Directions: Only the lines from the one containing "What's the underlying" through the end of the data below should be copied, each exactly as written and with both ends kept.

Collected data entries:
%%
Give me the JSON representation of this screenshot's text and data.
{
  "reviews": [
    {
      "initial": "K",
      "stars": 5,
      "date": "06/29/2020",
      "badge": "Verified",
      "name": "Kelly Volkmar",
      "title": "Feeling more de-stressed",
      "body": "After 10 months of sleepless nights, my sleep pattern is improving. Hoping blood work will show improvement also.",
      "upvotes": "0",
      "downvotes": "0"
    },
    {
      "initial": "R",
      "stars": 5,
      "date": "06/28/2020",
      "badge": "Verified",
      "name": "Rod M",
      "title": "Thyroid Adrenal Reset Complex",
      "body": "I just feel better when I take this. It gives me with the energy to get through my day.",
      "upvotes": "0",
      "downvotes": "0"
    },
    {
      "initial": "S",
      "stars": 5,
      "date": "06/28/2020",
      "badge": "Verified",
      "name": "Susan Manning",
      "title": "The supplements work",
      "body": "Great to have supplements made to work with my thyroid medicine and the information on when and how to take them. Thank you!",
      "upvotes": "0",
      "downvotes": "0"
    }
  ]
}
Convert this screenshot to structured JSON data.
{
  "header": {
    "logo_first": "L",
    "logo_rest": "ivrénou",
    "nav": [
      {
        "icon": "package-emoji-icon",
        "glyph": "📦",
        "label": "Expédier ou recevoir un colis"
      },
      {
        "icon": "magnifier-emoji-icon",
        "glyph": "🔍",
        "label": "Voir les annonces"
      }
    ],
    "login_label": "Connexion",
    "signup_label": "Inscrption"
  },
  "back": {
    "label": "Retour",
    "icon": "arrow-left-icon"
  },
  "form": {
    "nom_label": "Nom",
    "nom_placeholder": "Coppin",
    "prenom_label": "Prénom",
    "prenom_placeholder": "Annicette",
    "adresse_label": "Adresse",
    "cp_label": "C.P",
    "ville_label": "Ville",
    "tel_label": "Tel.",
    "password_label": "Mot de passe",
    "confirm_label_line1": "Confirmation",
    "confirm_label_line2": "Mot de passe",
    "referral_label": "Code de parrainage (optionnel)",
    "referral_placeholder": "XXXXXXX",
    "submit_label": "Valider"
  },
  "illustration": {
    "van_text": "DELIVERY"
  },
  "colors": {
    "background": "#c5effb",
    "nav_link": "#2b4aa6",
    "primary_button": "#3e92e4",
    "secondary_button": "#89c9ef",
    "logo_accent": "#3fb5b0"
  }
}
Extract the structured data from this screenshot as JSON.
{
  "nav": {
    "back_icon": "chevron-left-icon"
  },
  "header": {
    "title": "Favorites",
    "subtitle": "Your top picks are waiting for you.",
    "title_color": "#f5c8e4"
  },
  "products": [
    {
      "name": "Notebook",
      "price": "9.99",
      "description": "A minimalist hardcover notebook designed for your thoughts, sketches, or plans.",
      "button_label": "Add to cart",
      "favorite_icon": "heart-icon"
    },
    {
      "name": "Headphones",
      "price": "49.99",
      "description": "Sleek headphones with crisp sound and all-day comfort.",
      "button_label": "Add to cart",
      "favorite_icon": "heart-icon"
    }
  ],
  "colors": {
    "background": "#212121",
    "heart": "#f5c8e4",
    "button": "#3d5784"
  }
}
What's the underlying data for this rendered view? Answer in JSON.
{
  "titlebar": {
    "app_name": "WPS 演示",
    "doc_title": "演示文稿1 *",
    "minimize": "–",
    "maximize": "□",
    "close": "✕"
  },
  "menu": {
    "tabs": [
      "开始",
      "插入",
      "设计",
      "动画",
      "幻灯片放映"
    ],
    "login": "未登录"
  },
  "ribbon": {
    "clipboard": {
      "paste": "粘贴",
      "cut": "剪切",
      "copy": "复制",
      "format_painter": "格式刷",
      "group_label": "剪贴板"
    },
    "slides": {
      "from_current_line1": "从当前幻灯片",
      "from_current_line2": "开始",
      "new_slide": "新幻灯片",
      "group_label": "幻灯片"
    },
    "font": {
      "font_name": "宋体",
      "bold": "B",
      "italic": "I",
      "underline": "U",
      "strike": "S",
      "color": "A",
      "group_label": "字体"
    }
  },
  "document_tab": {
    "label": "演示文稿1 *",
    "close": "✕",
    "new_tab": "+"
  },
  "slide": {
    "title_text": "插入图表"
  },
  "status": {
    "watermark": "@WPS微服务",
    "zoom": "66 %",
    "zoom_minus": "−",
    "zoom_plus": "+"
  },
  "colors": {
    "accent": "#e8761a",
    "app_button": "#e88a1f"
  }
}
%%
Reply:
What's the underlying data for this rendered view? Answer in JSON.
{
  "titlebar": {
    "app_name": "WPS 演示",
    "doc_title": "演示文稿1 *",
    "minimize": "–",
    "maximize": "□",
    "close": "✕"
  },
  "menu": {
    "tabs": [
      "开始",
      "插入",
      "设计",
      "动画",
      "幻灯片放映"
    ],
    "login": "未登录"
  },
  "ribbon": {
    "clipboard": {
      "paste": "粘贴",
      "cut": "剪切",
      "copy": "复制",
      "format_painter": "格式刷",
      "group_label": "剪贴板"
    },
    "slides": {
      "from_current_line1": "从当前幻灯片",
      "from_current_line2": "开始",
      "new_slide": "新幻灯片",
      "group_label": "幻灯片"
    },
    "font": {
      "font_name": "宋体",
      "bold": "B",
      "italic": "I",
      "underline": "U",
      "strike": "S",
      "color": "A",
      "group_label": "字体"
    }
  },
  "document_tab": {
    "label": "演示文稿1 *",
    "close": "✕",
    "new_tab": "+"
  },
  "slide": {
    "title_text": "插入图表"
  },
  "status": {
    "watermark": "@WPS微服务",
    "zoom": "66 %",
    "zoom_minus": "−",
    "zoom_plus": "+"
  },
  "colors": {
    "accent": "#e8761a",
    "app_button": "#e88a1f"
  }
}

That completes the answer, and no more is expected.